> **TASK DIRECTIONS**: Find the lines that include the string "BERTScore" and report how many there are. Give no other text.

Records:
* * * * * * *

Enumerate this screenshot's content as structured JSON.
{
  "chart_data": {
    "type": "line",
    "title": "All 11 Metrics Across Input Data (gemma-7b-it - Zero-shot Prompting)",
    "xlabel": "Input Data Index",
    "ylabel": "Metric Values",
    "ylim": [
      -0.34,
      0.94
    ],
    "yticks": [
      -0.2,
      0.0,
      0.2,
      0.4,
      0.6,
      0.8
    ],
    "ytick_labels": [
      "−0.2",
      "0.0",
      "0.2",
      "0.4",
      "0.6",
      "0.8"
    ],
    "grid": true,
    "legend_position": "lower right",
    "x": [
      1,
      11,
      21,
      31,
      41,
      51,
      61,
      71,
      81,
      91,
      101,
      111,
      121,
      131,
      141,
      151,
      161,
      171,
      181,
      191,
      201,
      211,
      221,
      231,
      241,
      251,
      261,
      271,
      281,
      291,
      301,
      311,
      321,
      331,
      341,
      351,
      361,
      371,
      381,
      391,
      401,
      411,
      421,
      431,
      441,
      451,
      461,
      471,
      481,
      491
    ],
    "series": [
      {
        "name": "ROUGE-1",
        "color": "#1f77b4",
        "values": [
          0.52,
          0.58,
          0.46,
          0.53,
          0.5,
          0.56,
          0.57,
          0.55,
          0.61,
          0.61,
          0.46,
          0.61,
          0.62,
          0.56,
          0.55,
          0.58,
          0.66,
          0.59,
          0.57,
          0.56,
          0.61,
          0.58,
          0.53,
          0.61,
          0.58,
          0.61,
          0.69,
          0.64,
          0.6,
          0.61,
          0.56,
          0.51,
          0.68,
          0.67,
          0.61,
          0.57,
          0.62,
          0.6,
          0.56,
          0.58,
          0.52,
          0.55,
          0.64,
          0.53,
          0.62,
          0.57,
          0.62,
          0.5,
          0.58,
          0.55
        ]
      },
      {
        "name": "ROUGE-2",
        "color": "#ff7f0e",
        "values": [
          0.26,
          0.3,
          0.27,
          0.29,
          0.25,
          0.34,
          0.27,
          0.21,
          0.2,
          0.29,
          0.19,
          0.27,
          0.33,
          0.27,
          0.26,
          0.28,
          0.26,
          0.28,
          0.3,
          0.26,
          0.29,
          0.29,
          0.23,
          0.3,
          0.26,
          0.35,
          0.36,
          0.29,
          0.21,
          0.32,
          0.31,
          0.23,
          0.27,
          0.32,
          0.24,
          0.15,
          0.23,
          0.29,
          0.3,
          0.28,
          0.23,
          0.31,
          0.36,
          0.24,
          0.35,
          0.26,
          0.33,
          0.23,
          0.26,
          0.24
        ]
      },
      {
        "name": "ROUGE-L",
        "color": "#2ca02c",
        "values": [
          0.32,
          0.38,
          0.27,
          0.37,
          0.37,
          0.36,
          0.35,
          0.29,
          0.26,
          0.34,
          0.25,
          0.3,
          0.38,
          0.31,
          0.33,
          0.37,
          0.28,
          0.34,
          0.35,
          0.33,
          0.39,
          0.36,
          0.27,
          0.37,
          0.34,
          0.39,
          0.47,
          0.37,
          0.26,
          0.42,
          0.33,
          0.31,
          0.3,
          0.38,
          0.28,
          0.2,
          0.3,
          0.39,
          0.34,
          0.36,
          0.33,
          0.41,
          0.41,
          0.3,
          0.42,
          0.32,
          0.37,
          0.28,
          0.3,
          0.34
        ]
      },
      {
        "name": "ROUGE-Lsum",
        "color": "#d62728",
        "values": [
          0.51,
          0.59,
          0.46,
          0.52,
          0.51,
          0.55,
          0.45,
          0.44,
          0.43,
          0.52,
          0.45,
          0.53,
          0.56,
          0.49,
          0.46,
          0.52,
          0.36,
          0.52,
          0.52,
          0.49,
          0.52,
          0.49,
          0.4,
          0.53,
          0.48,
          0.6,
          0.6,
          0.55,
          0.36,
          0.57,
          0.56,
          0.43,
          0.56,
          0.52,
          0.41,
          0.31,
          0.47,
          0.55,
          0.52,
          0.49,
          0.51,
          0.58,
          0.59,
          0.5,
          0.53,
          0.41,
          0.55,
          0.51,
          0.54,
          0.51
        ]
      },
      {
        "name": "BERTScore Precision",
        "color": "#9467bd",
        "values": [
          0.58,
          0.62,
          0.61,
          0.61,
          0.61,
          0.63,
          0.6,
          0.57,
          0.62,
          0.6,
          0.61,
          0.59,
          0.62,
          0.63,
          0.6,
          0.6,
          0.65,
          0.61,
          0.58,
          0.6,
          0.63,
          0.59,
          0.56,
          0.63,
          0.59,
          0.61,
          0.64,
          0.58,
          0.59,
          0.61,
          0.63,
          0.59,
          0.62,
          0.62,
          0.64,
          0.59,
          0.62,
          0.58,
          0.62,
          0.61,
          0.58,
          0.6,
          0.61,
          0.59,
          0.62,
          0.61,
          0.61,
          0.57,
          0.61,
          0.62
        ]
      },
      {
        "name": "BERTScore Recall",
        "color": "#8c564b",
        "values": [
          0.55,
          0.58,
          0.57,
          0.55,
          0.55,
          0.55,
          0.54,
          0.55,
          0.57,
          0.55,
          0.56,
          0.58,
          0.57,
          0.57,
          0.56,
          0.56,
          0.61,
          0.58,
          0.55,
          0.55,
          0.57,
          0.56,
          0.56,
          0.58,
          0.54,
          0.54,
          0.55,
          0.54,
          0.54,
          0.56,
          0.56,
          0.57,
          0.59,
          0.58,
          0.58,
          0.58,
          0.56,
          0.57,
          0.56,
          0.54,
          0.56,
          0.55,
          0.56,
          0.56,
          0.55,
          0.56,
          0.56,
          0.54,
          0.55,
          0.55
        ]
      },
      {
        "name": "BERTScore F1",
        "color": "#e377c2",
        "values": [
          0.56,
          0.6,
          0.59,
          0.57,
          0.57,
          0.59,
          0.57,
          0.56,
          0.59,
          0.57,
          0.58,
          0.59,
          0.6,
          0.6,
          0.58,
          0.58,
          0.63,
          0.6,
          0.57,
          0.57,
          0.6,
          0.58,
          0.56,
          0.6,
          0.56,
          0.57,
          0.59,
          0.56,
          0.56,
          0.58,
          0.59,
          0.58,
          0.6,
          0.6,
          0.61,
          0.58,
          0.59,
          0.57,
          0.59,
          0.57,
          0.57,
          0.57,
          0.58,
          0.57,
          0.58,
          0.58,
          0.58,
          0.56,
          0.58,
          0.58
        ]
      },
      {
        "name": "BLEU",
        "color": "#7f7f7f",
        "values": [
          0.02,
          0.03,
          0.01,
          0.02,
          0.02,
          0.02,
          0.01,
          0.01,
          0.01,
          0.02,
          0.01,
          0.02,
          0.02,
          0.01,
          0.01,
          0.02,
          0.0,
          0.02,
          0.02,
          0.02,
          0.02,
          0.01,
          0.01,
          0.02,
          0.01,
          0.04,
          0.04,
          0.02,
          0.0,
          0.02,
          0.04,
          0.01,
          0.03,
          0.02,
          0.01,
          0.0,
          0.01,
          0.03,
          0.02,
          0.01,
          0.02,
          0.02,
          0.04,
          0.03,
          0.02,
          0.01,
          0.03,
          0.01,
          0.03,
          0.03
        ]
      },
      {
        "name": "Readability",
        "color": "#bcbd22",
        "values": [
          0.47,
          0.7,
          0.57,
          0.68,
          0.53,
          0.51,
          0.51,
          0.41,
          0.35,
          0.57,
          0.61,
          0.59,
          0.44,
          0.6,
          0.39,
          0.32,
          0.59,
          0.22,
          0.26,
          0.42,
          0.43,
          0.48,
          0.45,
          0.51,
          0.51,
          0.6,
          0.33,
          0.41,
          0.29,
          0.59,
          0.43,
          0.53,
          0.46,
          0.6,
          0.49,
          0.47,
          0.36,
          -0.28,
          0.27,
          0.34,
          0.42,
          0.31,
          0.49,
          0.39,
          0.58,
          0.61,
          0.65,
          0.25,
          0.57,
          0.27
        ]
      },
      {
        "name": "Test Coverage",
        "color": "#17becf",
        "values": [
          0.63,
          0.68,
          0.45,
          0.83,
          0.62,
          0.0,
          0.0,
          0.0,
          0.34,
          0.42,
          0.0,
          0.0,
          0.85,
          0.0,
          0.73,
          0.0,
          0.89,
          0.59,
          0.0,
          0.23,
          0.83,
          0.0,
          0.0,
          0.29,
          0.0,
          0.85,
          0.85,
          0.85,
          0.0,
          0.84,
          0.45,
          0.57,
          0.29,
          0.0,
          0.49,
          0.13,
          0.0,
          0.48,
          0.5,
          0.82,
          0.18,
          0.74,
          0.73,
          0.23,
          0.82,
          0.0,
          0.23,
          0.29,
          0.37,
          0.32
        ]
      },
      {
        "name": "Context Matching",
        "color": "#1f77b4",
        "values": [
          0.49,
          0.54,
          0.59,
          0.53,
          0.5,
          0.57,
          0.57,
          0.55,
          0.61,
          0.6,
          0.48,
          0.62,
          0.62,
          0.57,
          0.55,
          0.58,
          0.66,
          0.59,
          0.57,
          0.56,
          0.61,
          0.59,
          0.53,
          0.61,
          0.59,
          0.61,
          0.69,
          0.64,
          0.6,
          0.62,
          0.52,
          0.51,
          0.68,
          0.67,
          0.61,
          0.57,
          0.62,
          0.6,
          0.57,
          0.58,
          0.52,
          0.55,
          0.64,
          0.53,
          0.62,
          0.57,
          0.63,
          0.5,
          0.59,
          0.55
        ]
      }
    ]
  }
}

* * * * * * *

> **RESPONSE TO THIS TASK**: 3